▶ ARTICLE:
-*-*-

If you want to be happy, practice compassion.”
– His Holiness the Fourteenth Dalai Lama
As you spend time listening to yourself, negative thoughts about who you are may surface. It is common for us to go first to the negative and not sit with compassion for ourselves. As you listen to your thoughts, your issues, and what direction you want your life to go, bring compassion along for the ride.
Compassionate self-inquiry softens how to respond to your thoughts. Compassion is a healer of so many things in your life. It heals your negative self-thoughts, as well as negative opinions of others – bring compassion along for the ride.
Strong emotions may surface when you create a space to listen to yourself, and it can be challenging to sit and listen. It’s usually the negative thoughts you hold on to and forget the positive aspects of who you are – bring compassion along for the ride.
Thoughts automatically surface every moment of your day, and you can’t stop thinking. No matter how hard you try, thoughts flow up into your consciousness – bring compassion along for the ride.
Try to find room in your day to listen, become more aware of your thoughts, and bring compassion along for the ride.

-*-*-

▶ RECORD SET:
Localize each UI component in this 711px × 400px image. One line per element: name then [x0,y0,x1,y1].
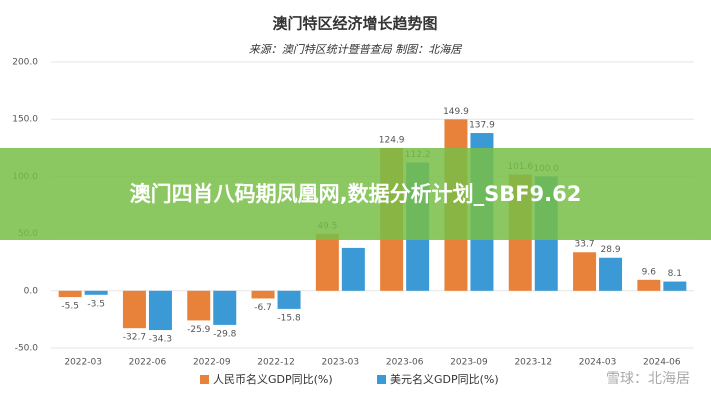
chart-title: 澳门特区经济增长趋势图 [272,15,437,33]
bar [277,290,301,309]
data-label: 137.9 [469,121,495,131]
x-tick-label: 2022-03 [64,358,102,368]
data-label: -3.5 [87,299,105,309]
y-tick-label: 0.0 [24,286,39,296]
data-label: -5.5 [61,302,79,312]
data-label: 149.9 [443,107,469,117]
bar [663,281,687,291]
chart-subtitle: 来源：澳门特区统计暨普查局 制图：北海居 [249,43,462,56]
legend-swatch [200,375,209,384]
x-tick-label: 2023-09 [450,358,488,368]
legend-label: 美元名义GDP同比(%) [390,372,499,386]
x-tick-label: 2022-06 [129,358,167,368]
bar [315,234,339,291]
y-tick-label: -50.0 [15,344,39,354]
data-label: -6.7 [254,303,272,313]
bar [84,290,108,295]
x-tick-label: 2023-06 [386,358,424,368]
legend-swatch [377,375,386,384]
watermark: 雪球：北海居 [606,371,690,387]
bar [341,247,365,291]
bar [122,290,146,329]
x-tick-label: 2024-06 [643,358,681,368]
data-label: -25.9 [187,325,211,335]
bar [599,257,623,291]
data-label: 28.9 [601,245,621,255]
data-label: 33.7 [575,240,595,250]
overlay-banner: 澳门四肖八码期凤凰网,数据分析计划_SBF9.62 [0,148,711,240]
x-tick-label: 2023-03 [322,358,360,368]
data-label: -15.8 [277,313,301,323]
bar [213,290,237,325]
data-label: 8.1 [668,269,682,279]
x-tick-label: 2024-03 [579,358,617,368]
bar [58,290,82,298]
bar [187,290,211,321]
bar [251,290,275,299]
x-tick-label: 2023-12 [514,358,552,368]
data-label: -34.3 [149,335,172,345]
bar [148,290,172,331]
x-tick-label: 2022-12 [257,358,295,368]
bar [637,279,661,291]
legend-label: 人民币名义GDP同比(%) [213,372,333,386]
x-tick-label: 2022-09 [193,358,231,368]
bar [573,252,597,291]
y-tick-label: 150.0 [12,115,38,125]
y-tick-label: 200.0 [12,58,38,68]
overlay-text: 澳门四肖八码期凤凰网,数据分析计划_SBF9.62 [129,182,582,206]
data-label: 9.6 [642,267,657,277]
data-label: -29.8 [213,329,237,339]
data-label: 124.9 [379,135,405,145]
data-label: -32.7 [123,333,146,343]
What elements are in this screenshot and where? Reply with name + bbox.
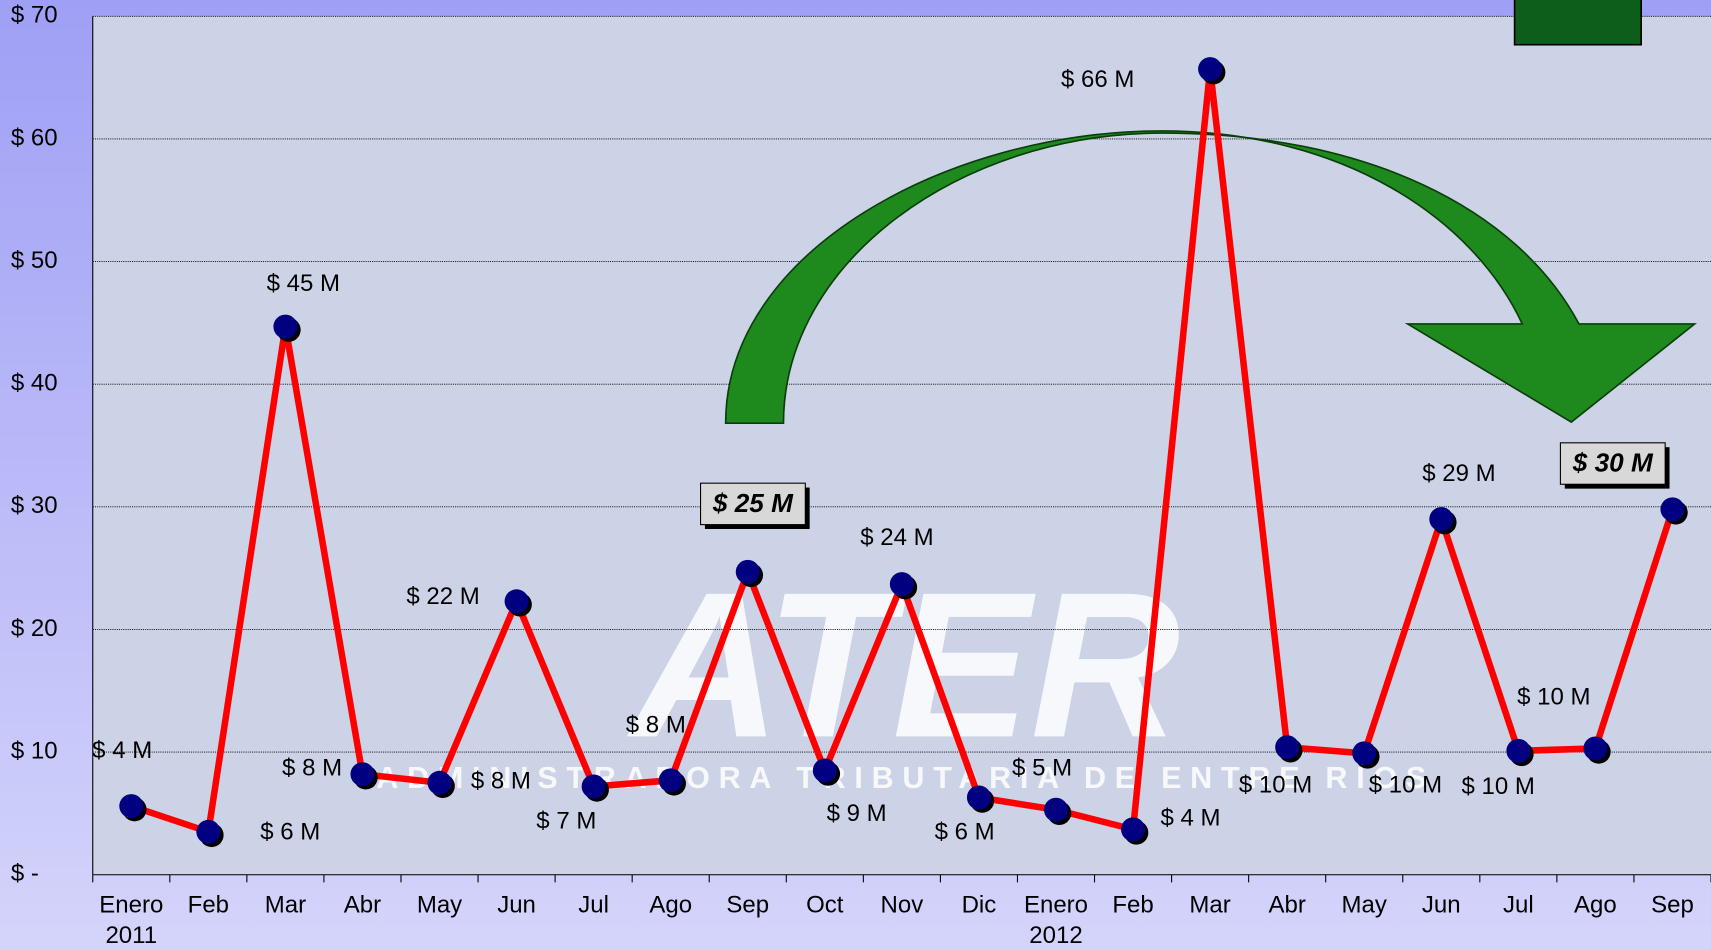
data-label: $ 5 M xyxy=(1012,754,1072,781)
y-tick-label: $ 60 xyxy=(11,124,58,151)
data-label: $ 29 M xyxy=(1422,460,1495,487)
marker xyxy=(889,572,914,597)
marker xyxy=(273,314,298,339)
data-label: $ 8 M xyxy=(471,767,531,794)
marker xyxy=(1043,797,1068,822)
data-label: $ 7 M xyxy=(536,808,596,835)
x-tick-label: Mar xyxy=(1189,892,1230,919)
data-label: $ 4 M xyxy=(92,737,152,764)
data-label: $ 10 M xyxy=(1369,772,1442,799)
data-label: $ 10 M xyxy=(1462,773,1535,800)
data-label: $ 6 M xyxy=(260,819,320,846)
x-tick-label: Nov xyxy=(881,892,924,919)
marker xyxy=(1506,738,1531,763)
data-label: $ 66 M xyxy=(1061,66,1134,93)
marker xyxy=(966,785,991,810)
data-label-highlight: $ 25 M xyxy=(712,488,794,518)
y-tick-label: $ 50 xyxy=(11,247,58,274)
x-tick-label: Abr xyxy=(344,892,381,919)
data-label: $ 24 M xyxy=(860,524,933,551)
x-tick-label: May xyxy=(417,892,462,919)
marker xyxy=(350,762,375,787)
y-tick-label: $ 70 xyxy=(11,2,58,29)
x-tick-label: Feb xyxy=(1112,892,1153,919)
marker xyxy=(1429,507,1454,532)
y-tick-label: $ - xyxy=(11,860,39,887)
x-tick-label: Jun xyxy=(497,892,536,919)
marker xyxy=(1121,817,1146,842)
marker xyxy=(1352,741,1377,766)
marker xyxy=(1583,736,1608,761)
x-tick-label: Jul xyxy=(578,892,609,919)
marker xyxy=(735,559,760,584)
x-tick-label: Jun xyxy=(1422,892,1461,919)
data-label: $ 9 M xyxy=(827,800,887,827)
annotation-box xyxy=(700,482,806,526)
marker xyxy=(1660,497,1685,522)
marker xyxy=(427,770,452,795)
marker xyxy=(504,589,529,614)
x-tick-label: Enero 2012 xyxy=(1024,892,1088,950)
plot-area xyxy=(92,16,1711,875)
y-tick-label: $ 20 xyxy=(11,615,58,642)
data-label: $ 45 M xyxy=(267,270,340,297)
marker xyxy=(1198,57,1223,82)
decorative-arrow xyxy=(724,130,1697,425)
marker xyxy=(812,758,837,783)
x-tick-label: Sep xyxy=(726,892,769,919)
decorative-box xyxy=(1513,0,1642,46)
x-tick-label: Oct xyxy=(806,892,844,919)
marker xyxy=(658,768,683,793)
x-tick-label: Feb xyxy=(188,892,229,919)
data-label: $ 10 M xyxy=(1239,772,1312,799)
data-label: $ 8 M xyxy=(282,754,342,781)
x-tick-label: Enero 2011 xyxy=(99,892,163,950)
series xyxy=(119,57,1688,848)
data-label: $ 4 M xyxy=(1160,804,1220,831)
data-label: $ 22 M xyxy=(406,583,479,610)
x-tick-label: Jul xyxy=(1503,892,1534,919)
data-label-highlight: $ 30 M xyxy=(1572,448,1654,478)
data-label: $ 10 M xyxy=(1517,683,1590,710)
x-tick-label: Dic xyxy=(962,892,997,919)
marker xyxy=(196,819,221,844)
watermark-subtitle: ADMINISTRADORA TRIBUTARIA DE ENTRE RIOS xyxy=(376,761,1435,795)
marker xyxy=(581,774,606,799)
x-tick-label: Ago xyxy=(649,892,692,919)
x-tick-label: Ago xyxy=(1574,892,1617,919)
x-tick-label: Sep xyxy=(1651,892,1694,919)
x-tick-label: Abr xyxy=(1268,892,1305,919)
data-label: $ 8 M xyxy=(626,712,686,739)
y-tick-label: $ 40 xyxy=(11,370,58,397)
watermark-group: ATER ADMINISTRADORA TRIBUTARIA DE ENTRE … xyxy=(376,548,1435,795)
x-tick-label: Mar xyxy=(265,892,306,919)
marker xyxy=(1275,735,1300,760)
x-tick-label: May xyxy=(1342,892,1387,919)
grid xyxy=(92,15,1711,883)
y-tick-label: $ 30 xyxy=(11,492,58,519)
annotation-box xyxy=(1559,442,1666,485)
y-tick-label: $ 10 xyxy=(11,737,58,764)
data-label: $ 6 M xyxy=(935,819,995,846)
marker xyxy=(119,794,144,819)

-*-*-

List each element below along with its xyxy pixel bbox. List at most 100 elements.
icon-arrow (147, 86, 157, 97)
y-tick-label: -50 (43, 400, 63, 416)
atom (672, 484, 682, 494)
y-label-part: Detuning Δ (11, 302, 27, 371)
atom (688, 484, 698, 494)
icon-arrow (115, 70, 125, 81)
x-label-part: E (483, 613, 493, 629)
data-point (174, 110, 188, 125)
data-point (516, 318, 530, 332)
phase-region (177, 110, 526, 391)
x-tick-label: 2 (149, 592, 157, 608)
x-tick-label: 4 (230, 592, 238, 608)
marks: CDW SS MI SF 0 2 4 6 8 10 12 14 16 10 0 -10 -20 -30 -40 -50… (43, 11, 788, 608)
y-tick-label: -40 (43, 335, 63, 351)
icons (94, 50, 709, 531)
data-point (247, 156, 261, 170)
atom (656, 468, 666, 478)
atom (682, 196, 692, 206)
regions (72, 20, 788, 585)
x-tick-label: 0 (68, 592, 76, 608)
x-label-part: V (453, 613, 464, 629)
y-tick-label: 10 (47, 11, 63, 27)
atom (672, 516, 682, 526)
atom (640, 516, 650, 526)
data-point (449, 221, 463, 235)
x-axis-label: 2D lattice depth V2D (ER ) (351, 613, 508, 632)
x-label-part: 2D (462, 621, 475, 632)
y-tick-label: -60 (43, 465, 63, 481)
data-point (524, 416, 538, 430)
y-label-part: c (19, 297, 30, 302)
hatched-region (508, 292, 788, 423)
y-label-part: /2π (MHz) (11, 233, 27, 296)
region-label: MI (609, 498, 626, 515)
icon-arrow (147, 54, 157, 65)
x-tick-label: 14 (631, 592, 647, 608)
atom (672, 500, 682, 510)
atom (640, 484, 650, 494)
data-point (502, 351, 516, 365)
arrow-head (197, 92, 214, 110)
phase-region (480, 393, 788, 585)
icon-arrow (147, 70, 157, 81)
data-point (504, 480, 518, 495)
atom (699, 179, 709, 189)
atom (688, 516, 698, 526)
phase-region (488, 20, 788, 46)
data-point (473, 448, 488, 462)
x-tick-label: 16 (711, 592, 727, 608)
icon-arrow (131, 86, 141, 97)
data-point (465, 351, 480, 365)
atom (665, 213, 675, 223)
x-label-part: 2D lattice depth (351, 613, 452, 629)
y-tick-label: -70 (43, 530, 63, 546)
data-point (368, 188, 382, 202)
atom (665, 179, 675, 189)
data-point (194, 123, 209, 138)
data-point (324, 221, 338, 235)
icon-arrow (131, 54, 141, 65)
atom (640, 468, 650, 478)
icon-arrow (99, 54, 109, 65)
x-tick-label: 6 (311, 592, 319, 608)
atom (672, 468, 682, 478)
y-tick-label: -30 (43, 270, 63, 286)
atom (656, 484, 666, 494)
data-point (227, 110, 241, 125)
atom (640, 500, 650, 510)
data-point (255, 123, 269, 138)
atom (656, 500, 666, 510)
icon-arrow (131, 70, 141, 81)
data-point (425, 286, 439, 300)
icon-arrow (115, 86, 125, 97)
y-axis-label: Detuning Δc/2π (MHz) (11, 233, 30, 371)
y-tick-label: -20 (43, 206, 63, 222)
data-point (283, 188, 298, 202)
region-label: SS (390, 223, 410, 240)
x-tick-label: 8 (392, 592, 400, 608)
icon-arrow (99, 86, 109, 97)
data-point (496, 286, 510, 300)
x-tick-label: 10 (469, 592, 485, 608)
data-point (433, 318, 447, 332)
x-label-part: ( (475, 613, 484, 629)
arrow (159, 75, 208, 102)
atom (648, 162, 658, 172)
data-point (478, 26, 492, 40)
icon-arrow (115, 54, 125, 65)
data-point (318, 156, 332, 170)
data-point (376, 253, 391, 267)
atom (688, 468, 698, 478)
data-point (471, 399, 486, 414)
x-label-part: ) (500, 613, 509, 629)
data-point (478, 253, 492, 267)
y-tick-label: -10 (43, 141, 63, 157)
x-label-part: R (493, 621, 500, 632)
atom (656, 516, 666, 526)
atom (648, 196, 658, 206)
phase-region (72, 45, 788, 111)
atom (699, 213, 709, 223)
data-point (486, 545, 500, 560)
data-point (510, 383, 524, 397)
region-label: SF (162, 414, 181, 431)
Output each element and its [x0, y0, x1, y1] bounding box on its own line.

-*-*-

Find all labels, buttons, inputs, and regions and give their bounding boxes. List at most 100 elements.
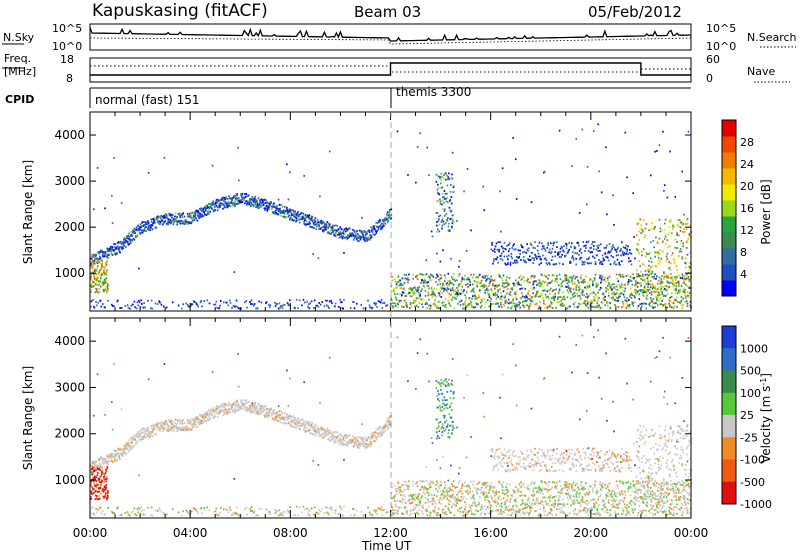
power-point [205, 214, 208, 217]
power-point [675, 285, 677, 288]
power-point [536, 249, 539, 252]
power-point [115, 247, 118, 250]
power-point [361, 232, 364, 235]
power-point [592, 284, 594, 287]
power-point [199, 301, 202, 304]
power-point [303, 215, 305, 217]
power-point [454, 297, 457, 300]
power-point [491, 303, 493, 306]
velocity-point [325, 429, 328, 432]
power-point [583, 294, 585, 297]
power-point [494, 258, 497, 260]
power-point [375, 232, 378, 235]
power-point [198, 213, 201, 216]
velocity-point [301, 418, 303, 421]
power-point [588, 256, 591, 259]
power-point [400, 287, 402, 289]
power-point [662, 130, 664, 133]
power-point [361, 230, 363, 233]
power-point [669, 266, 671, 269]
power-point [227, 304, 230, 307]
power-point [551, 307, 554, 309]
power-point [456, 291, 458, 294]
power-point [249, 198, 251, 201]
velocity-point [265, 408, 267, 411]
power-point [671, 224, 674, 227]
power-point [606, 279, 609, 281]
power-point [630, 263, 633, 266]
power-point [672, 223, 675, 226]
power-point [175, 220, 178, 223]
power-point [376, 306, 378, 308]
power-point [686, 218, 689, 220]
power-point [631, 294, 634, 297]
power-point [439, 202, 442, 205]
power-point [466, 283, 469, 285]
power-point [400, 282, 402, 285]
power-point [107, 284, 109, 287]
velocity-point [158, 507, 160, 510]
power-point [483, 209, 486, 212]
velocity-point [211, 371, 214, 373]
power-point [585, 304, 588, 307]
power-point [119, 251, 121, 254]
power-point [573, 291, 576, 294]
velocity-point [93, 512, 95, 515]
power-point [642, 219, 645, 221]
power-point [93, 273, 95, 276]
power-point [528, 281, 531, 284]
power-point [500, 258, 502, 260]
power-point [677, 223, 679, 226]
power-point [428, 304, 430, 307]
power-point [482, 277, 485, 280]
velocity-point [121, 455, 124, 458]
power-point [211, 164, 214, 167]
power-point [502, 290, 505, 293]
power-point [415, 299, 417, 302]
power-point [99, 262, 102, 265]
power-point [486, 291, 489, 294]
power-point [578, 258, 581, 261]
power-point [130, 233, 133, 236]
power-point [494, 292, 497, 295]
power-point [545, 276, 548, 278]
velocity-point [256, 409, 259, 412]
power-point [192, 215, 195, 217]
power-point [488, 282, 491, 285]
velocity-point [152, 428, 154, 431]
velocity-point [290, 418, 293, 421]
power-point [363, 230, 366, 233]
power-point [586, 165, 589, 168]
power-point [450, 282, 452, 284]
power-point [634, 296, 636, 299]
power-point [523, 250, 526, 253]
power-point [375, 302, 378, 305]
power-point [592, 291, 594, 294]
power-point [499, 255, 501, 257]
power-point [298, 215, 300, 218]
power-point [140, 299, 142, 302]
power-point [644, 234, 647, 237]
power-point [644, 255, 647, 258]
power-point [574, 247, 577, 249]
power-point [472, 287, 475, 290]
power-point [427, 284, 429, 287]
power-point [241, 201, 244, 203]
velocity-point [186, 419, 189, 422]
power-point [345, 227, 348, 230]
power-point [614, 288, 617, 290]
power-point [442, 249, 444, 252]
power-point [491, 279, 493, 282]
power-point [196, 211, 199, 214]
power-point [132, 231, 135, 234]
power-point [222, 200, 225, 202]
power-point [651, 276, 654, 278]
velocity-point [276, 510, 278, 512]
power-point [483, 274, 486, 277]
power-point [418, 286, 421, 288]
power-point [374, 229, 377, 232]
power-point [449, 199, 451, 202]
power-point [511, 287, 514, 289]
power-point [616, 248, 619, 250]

-*-*-

▶ PROBLEMS TO WORK ON:
1. In the passage on compassion, can you repeat the part that opens with the words containing "If you want" and closes with "others – bring compassion along for the ride.", substituting "critical thoughts" for "negative thoughts"?
2. Could you pick up the passage on compassion after its last sentence and carry it on?
The records are separate material, apart from the passage on compassion.

▶ ANSWERS FOR THIS EXERCISE:
1.
If you want to be happy, practice compassion.”
– His Holiness the Fourteenth Dalai Lama
As you spend time listening to yourself, critical thoughts about who you are may surface. It is common for us to go first to the negative and not sit with compassion for ourselves. As you listen to your thoughts, your issues, and what direction you want your life to go, bring compassion along for the ride.
Compassionate self-inquiry softens how to respond to your thoughts. Compassion is a healer of so many things in your life. It heals your negative self-thoughts, as well as negative opinions of others – bring compassion along for the ride.

2.
Now that you have given some thought to your beliefs, can you take a small step to find the time to listen to yourself? If the thought “I don’t have time” pops up, can you step back and reframe it and start to believe you have the right to carve out time for yourself.
Beliefs ==> Thoughts ==> Feelings ==> Actions ==> Results
If you want a new reality ==> Change Your Self-Limiting Beliefs and Thoughts
This is a powerful discussion topic, as everyone needs more time to listen to themselves. Support each other in the efforts to creating time to do inner listening. Create accountability for each person. Discuss how to create space in one’s life to listen.
“To fully enjoy the ‘richness’ of our lives, we need to stop long enough to visit with ourselves.”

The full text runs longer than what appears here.